- [Stated exercise] Repeat the listing that follows, character for character, minus the pictures.

* Begin Rows *

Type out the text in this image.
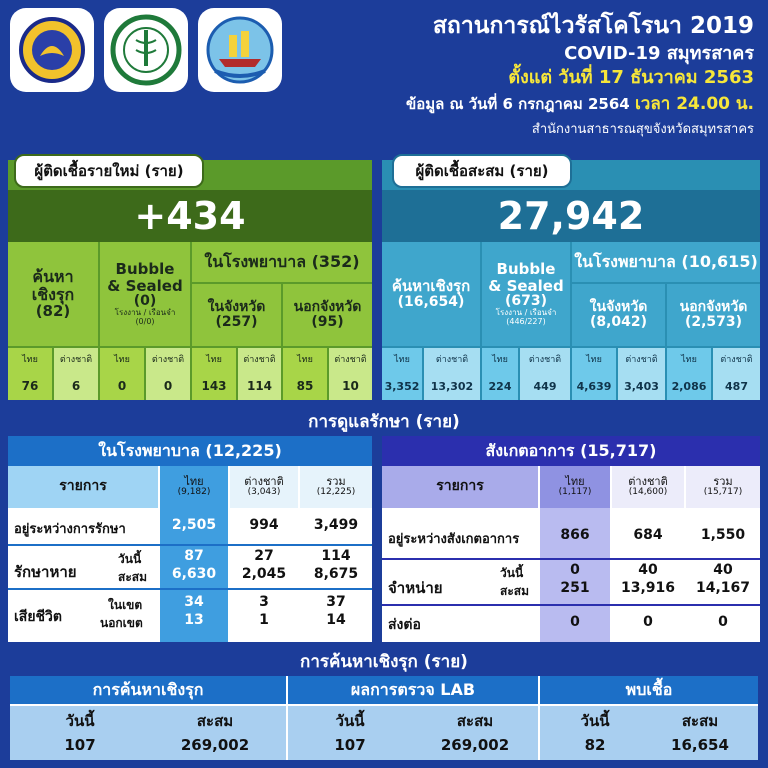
สถานการณ์ไวรัสโคโรนา 2019
COVID-19 สมุทรสาคร
ตั้งแต่ วันที่ 17 ธันวาคม 2563
ข้อมูล ณ วันที่ 6 กรกฎาคม 2564 เวลา 24.00 น.
สำนักงานสาธารณสุขจังหวัดสมุทรสาคร
+434
ค้นหา
เชิงรุก
(82)
Bubble
& Sealed
(0)
โรงงาน / เรือนจำ
(0/0)
ในโรงพยาบาล (352)
ในจังหวัด
(257)
นอกจังหวัด
(95)
ไทย	ต่างชาติ	ไทย	ต่างชาติ	ไทย	ต่างชาติ	ไทย	ต่างชาติ
76	6	0	0	143	114	85	10
ผู้ติดเชื้อรายใหม่ (ราย)
27,942
ค้นหาเชิงรุก
(16,654)
Bubble
& Sealed
(673)
โรงงาน / เรือนจำ
(446/227)
ในโรงพยาบาล (10,615)
ในจังหวัด
(8,042)
นอกจังหวัด
(2,573)
ไทย	ต่างชาติ	ไทย	ต่างชาติ	ไทย	ต่างชาติ	ไทย	ต่างชาติ
3,352	13,302	224	449	4,639	3,403	2,086	487
ผู้ติดเชื้อสะสม (ราย)
การดูแลรักษา (ราย)
ในโรงพยาบาล (12,225)
รายการ	ไทย
(9,182)
ต่างชาติ
(3,043)
รวม
(12,225)
อยู่ระหว่างการรักษา	2,505	994	3,499
รักษาหาย
วันนี้
สะสม
87	27	114
6,630	2,045	8,675
เสียชีวิต
ในเขต
นอกเขต
34	3	37
13	1	14
สังเกตอาการ (15,717)
รายการ	ไทย
(1,117)
ต่างชาติ
(14,600)
รวม
(15,717)
อยู่ระหว่างสังเกตอาการ	866	684	1,550
จำหน่าย
วันนี้
สะสม
0	40	40
251	13,916	14,167
ส่งต่อ	0	0	0
การค้นหาเชิงรุก (ราย)
การค้นหาเชิงรุก
วันนี้	สะสม
107	269,002
ผลการตรวจ LAB
วันนี้	สะสม
107	269,002
พบเชื้อ
วันนี้	สะสม
82	16,654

* End Rows *

- [Solved exercise]
Type out the text in this image.
สถานการณ์ไวรัสโคโรนา 2019
COVID-19 สมุทรสาคร
ตั้งแต่ วันที่ 17 ธันวาคม 2563
ข้อมูล ณ วันที่ 6 กรกฎาคม 2564 เวลา 24.00 น.
สำนักงานสาธารณสุขจังหวัดสมุทรสาคร
+434
ค้นหา
เชิงรุก
(82)
Bubble
& Sealed
(0)
โรงงาน / เรือนจำ
(0/0)
ในโรงพยาบาล (352)
ในจังหวัด
(257)
นอกจังหวัด
(95)
ไทย	ต่างชาติ	ไทย	ต่างชาติ	ไทย	ต่างชาติ	ไทย	ต่างชาติ
76	6	0	0	143	114	85	10
ผู้ติดเชื้อรายใหม่ (ราย)
27,942
ค้นหาเชิงรุก
(16,654)
Bubble
& Sealed
(673)
โรงงาน / เรือนจำ
(446/227)
ในโรงพยาบาล (10,615)
ในจังหวัด
(8,042)
นอกจังหวัด
(2,573)
ไทย	ต่างชาติ	ไทย	ต่างชาติ	ไทย	ต่างชาติ	ไทย	ต่างชาติ
3,352	13,302	224	449	4,639	3,403	2,086	487
ผู้ติดเชื้อสะสม (ราย)
การดูแลรักษา (ราย)
ในโรงพยาบาล (12,225)
รายการ	ไทย
(9,182)
ต่างชาติ
(3,043)
รวม
(12,225)
อยู่ระหว่างการรักษา	2,505	994	3,499
รักษาหาย
วันนี้
สะสม
87	27	114
6,630	2,045	8,675
เสียชีวิต
ในเขต
นอกเขต
34	3	37
13	1	14
สังเกตอาการ (15,717)
รายการ	ไทย
(1,117)
ต่างชาติ
(14,600)
รวม
(15,717)
อยู่ระหว่างสังเกตอาการ	866	684	1,550
จำหน่าย
วันนี้
สะสม
0	40	40
251	13,916	14,167
ส่งต่อ	0	0	0
การค้นหาเชิงรุก (ราย)
การค้นหาเชิงรุก
วันนี้	สะสม
107	269,002
ผลการตรวจ LAB
วันนี้	สะสม
107	269,002
พบเชื้อ
วันนี้	สะสม
82	16,654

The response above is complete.